#### [SOURCE DATA]
****************

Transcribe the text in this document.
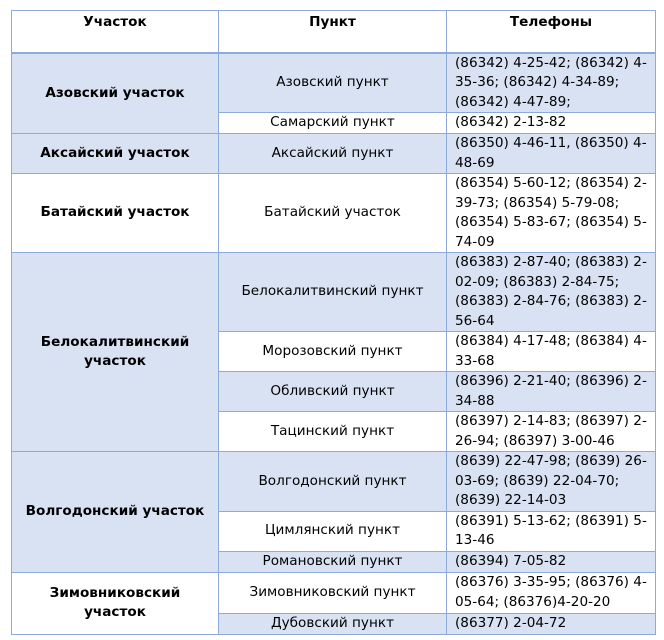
Участок	Пункт	Телефоны
Азовский участок	Азовский пункт	(86342) 4-25-42; (86342) 4-35-36; (86342) 4-34-89; (86342) 4-47-89;
	Самарский пункт	(86342) 2-13-82
Аксайский участок	Аксайский пункт	(86350) 4-46-11, (86350) 4-48-69
Батайский участок	Батайский участок	(86354) 5-60-12; (86354) 2-39-73; (86354) 5-79-08; (86354) 5-83-67; (86354) 5-74-09
Белокалитвинский участок	Белокалитвинский пункт	(86383) 2-87-40; (86383) 2-02-09; (86383) 2-84-75; (86383) 2-84-76; (86383) 2-56-64
	Морозовский пункт	(86384) 4-17-48; (86384) 4-33-68
	Обливский пункт	(86396) 2-21-40; (86396) 2-34-88
	Тацинский пункт	(86397) 2-14-83; (86397) 2-26-94; (86397) 3-00-46
Волгодонский участок	Волгодонский пункт	(8639) 22-47-98; (8639) 26-03-69; (8639) 22-04-70; (8639) 22-14-03
	Цимлянский пункт	(86391) 5-13-62; (86391) 5-13-46
	Романовский пункт	(86394) 7-05-82
Зимовниковский участок	Зимовниковский пункт	(86376) 3-35-95; (86376) 4-05-64; (86376)4-20-20
	Дубовский пункт	(86377) 2-04-72
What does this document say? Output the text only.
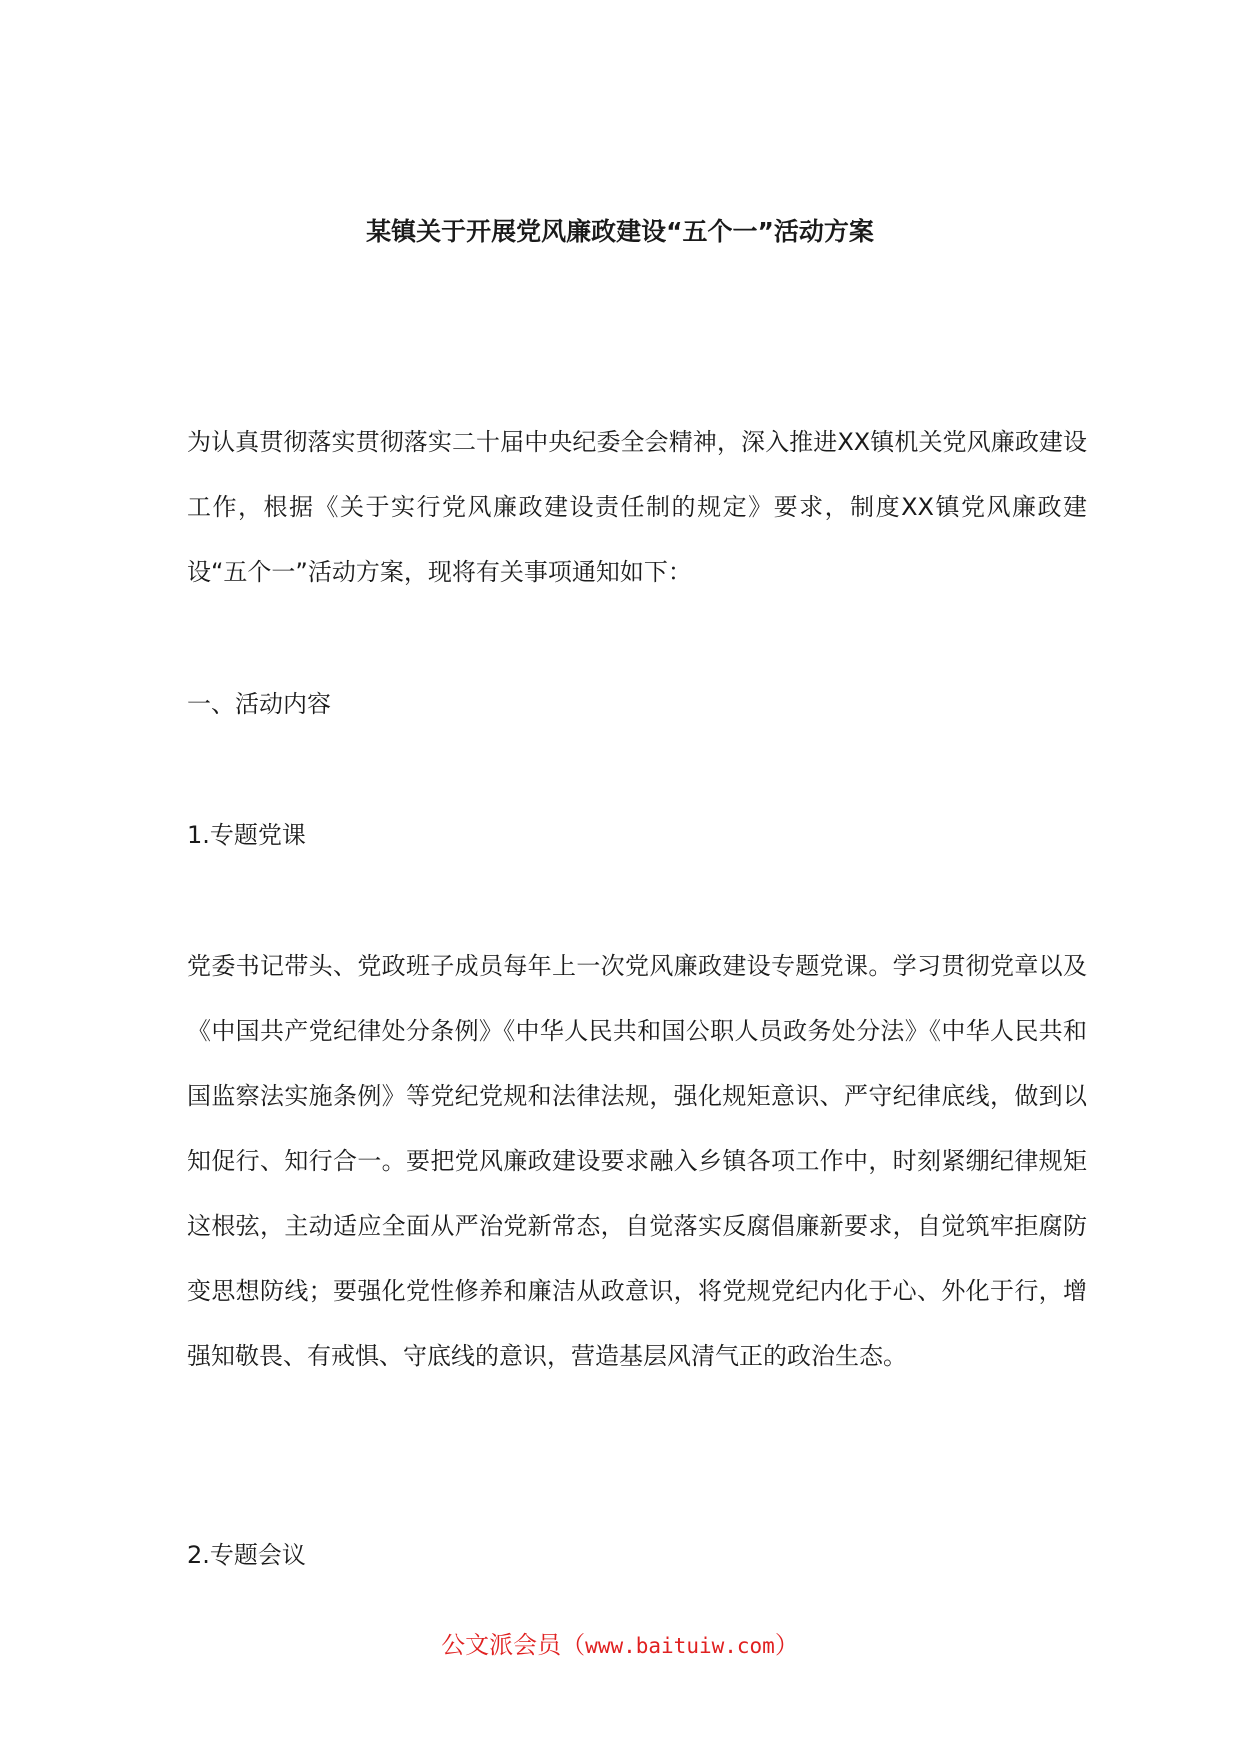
某镇关于开展党风廉政建设“五个一”活动方案

为认真贯彻落实贯彻落实二十届中央纪委全会精神，深入推进XX镇机关党风廉政建设工作，根据《关于实行党风廉政建设责任制的规定》要求，制度XX镇党风廉政建设“五个一”活动方案，现将有关事项通知如下：

一、活动内容
1.专题党课

党委书记带头、党政班子成员每年上一次党风廉政建设专题党课。学习贯彻党章以及《中国共产党纪律处分条例》《中华人民共和国公职人员政务处分法》《中华人民共和国监察法实施条例》等党纪党规和法律法规，强化规矩意识、严守纪律底线，做到以知促行、知行合一。要把党风廉政建设要求融入乡镇各项工作中，时刻紧绷纪律规矩这根弦，主动适应全面从严治党新常态，自觉落实反腐倡廉新要求，自觉筑牢拒腐防变思想防线；要强化党性修养和廉洁从政意识，将党规党纪内化于心、外化于行，增强知敬畏、有戒惧、守底线的意识，营造基层风清气正的政治生态。

2.专题会议
公文派会员（www.baituiw.com）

****************

#### [PROBLEM REQUIREMENTS]
Copy every line above word for word and exclude the pictures.

#### [THE COMPLETED TASK]
Transcribe the text in this document.
Участок	Пункт	Телефоны
Азовский участок	Азовский пункт	(86342) 4-25-42; (86342) 4-35-36; (86342) 4-34-89; (86342) 4-47-89;
	Самарский пункт	(86342) 2-13-82
Аксайский участок	Аксайский пункт	(86350) 4-46-11, (86350) 4-48-69
Батайский участок	Батайский участок	(86354) 5-60-12; (86354) 2-39-73; (86354) 5-79-08; (86354) 5-83-67; (86354) 5-74-09
Белокалитвинский участок	Белокалитвинский пункт	(86383) 2-87-40; (86383) 2-02-09; (86383) 2-84-75; (86383) 2-84-76; (86383) 2-56-64
	Морозовский пункт	(86384) 4-17-48; (86384) 4-33-68
	Обливский пункт	(86396) 2-21-40; (86396) 2-34-88
	Тацинский пункт	(86397) 2-14-83; (86397) 2-26-94; (86397) 3-00-46
Волгодонский участок	Волгодонский пункт	(8639) 22-47-98; (8639) 26-03-69; (8639) 22-04-70; (8639) 22-14-03
	Цимлянский пункт	(86391) 5-13-62; (86391) 5-13-46
	Романовский пункт	(86394) 7-05-82
Зимовниковский участок	Зимовниковский пункт	(86376) 3-35-95; (86376) 4-05-64; (86376)4-20-20
	Дубовский пункт	(86377) 2-04-72
What does this document say? Output the text only.
某镇关于开展党风廉政建设“五个一”活动方案

为认真贯彻落实贯彻落实二十届中央纪委全会精神，深入推进XX镇机关党风廉政建设工作，根据《关于实行党风廉政建设责任制的规定》要求，制度XX镇党风廉政建设“五个一”活动方案，现将有关事项通知如下：

一、活动内容
1.专题党课

党委书记带头、党政班子成员每年上一次党风廉政建设专题党课。学习贯彻党章以及《中国共产党纪律处分条例》《中华人民共和国公职人员政务处分法》《中华人民共和国监察法实施条例》等党纪党规和法律法规，强化规矩意识、严守纪律底线，做到以知促行、知行合一。要把党风廉政建设要求融入乡镇各项工作中，时刻紧绷纪律规矩这根弦，主动适应全面从严治党新常态，自觉落实反腐倡廉新要求，自觉筑牢拒腐防变思想防线；要强化党性修养和廉洁从政意识，将党规党纪内化于心、外化于行，增强知敬畏、有戒惧、守底线的意识，营造基层风清气正的政治生态。

2.专题会议
公文派会员（www.baituiw.com）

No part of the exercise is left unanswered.